Start of DATA FOR PROCESSING
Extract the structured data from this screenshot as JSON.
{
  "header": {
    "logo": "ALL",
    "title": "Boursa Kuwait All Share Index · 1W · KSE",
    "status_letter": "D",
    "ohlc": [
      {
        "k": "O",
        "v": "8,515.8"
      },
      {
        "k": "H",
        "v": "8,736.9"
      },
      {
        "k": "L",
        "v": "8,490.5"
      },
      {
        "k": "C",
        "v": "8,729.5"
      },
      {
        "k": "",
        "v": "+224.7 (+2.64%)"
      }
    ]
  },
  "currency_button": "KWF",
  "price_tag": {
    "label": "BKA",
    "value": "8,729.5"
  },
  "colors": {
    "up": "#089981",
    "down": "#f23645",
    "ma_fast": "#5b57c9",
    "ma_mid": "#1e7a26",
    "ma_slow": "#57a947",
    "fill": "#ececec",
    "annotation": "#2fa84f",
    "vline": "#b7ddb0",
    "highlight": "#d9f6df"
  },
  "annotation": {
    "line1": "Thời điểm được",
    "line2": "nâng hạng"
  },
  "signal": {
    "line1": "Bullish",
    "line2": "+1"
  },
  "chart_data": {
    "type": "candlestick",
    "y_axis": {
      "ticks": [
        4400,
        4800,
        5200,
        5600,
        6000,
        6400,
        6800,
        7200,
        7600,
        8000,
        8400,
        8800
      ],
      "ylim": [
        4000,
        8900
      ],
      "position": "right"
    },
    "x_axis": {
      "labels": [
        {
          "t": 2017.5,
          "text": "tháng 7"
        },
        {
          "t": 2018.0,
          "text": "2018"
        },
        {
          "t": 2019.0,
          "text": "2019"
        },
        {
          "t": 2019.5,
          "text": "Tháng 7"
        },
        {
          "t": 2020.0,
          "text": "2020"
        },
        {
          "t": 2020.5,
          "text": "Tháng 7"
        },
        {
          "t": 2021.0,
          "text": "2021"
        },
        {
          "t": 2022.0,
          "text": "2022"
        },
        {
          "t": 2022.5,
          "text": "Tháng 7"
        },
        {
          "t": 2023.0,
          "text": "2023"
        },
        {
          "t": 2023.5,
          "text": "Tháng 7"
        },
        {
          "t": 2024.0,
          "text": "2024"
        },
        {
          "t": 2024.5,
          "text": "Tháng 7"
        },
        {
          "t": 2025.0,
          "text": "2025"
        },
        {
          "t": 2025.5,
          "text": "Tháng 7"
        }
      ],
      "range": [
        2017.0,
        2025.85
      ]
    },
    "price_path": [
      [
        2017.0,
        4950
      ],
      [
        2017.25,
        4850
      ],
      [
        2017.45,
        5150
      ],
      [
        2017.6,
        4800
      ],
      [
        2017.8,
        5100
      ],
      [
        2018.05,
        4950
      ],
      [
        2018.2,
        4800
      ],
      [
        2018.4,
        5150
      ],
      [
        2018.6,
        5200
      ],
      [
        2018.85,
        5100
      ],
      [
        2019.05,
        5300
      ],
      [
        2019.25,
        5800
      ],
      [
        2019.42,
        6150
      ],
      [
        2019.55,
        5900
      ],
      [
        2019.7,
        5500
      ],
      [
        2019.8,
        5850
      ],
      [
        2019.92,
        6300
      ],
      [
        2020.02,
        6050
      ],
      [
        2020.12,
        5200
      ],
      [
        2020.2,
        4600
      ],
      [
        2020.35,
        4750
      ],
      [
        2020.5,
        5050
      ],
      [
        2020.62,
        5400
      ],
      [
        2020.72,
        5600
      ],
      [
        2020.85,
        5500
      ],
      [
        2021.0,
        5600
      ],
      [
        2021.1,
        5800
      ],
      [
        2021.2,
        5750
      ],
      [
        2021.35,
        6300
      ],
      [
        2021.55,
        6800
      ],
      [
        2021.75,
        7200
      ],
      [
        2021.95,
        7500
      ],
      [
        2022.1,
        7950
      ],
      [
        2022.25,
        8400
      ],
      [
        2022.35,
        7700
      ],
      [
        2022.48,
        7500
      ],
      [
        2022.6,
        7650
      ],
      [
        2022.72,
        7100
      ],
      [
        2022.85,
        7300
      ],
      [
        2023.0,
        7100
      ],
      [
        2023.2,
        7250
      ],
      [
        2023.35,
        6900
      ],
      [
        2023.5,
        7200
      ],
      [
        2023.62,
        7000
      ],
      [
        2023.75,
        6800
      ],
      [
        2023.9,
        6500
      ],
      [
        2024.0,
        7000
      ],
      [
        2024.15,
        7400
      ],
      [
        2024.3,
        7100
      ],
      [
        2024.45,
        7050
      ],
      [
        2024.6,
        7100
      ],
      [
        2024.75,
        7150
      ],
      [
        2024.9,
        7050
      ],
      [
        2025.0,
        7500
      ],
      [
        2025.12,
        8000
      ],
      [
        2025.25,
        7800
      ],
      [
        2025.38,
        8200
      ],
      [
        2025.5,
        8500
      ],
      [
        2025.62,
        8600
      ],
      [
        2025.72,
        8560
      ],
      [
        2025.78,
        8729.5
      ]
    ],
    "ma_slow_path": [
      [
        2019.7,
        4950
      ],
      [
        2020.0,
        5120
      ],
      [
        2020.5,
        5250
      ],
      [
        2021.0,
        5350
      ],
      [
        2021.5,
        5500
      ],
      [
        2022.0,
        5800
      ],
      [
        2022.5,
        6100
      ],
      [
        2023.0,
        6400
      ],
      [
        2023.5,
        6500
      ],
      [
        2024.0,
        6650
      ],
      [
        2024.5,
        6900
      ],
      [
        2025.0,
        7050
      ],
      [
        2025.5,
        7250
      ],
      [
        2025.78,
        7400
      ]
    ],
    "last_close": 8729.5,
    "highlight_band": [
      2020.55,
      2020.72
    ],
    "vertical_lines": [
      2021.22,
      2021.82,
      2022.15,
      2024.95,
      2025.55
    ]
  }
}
End of DATA FOR PROCESSING
**WHAT IS ASKED**
Every entry above should be retyped exactly as shown.

**WRITTEN RESPONSE**
Extract the structured data from this screenshot as JSON.
{
  "header": {
    "logo": "ALL",
    "title": "Boursa Kuwait All Share Index · 1W · KSE",
    "status_letter": "D",
    "ohlc": [
      {
        "k": "O",
        "v": "8,515.8"
      },
      {
        "k": "H",
        "v": "8,736.9"
      },
      {
        "k": "L",
        "v": "8,490.5"
      },
      {
        "k": "C",
        "v": "8,729.5"
      },
      {
        "k": "",
        "v": "+224.7 (+2.64%)"
      }
    ]
  },
  "currency_button": "KWF",
  "price_tag": {
    "label": "BKA",
    "value": "8,729.5"
  },
  "colors": {
    "up": "#089981",
    "down": "#f23645",
    "ma_fast": "#5b57c9",
    "ma_mid": "#1e7a26",
    "ma_slow": "#57a947",
    "fill": "#ececec",
    "annotation": "#2fa84f",
    "vline": "#b7ddb0",
    "highlight": "#d9f6df"
  },
  "annotation": {
    "line1": "Thời điểm được",
    "line2": "nâng hạng"
  },
  "signal": {
    "line1": "Bullish",
    "line2": "+1"
  },
  "chart_data": {
    "type": "candlestick",
    "y_axis": {
      "ticks": [
        4400,
        4800,
        5200,
        5600,
        6000,
        6400,
        6800,
        7200,
        7600,
        8000,
        8400,
        8800
      ],
      "ylim": [
        4000,
        8900
      ],
      "position": "right"
    },
    "x_axis": {
      "labels": [
        {
          "t": 2017.5,
          "text": "tháng 7"
        },
        {
          "t": 2018.0,
          "text": "2018"
        },
        {
          "t": 2019.0,
          "text": "2019"
        },
        {
          "t": 2019.5,
          "text": "Tháng 7"
        },
        {
          "t": 2020.0,
          "text": "2020"
        },
        {
          "t": 2020.5,
          "text": "Tháng 7"
        },
        {
          "t": 2021.0,
          "text": "2021"
        },
        {
          "t": 2022.0,
          "text": "2022"
        },
        {
          "t": 2022.5,
          "text": "Tháng 7"
        },
        {
          "t": 2023.0,
          "text": "2023"
        },
        {
          "t": 2023.5,
          "text": "Tháng 7"
        },
        {
          "t": 2024.0,
          "text": "2024"
        },
        {
          "t": 2024.5,
          "text": "Tháng 7"
        },
        {
          "t": 2025.0,
          "text": "2025"
        },
        {
          "t": 2025.5,
          "text": "Tháng 7"
        }
      ],
      "range": [
        2017.0,
        2025.85
      ]
    },
    "price_path": [
      [
        2017.0,
        4950
      ],
      [
        2017.25,
        4850
      ],
      [
        2017.45,
        5150
      ],
      [
        2017.6,
        4800
      ],
      [
        2017.8,
        5100
      ],
      [
        2018.05,
        4950
      ],
      [
        2018.2,
        4800
      ],
      [
        2018.4,
        5150
      ],
      [
        2018.6,
        5200
      ],
      [
        2018.85,
        5100
      ],
      [
        2019.05,
        5300
      ],
      [
        2019.25,
        5800
      ],
      [
        2019.42,
        6150
      ],
      [
        2019.55,
        5900
      ],
      [
        2019.7,
        5500
      ],
      [
        2019.8,
        5850
      ],
      [
        2019.92,
        6300
      ],
      [
        2020.02,
        6050
      ],
      [
        2020.12,
        5200
      ],
      [
        2020.2,
        4600
      ],
      [
        2020.35,
        4750
      ],
      [
        2020.5,
        5050
      ],
      [
        2020.62,
        5400
      ],
      [
        2020.72,
        5600
      ],
      [
        2020.85,
        5500
      ],
      [
        2021.0,
        5600
      ],
      [
        2021.1,
        5800
      ],
      [
        2021.2,
        5750
      ],
      [
        2021.35,
        6300
      ],
      [
        2021.55,
        6800
      ],
      [
        2021.75,
        7200
      ],
      [
        2021.95,
        7500
      ],
      [
        2022.1,
        7950
      ],
      [
        2022.25,
        8400
      ],
      [
        2022.35,
        7700
      ],
      [
        2022.48,
        7500
      ],
      [
        2022.6,
        7650
      ],
      [
        2022.72,
        7100
      ],
      [
        2022.85,
        7300
      ],
      [
        2023.0,
        7100
      ],
      [
        2023.2,
        7250
      ],
      [
        2023.35,
        6900
      ],
      [
        2023.5,
        7200
      ],
      [
        2023.62,
        7000
      ],
      [
        2023.75,
        6800
      ],
      [
        2023.9,
        6500
      ],
      [
        2024.0,
        7000
      ],
      [
        2024.15,
        7400
      ],
      [
        2024.3,
        7100
      ],
      [
        2024.45,
        7050
      ],
      [
        2024.6,
        7100
      ],
      [
        2024.75,
        7150
      ],
      [
        2024.9,
        7050
      ],
      [
        2025.0,
        7500
      ],
      [
        2025.12,
        8000
      ],
      [
        2025.25,
        7800
      ],
      [
        2025.38,
        8200
      ],
      [
        2025.5,
        8500
      ],
      [
        2025.62,
        8600
      ],
      [
        2025.72,
        8560
      ],
      [
        2025.78,
        8729.5
      ]
    ],
    "ma_slow_path": [
      [
        2019.7,
        4950
      ],
      [
        2020.0,
        5120
      ],
      [
        2020.5,
        5250
      ],
      [
        2021.0,
        5350
      ],
      [
        2021.5,
        5500
      ],
      [
        2022.0,
        5800
      ],
      [
        2022.5,
        6100
      ],
      [
        2023.0,
        6400
      ],
      [
        2023.5,
        6500
      ],
      [
        2024.0,
        6650
      ],
      [
        2024.5,
        6900
      ],
      [
        2025.0,
        7050
      ],
      [
        2025.5,
        7250
      ],
      [
        2025.78,
        7400
      ]
    ],
    "last_close": 8729.5,
    "highlight_band": [
      2020.55,
      2020.72
    ],
    "vertical_lines": [
      2021.22,
      2021.82,
      2022.15,
      2024.95,
      2025.55
    ]
  }
}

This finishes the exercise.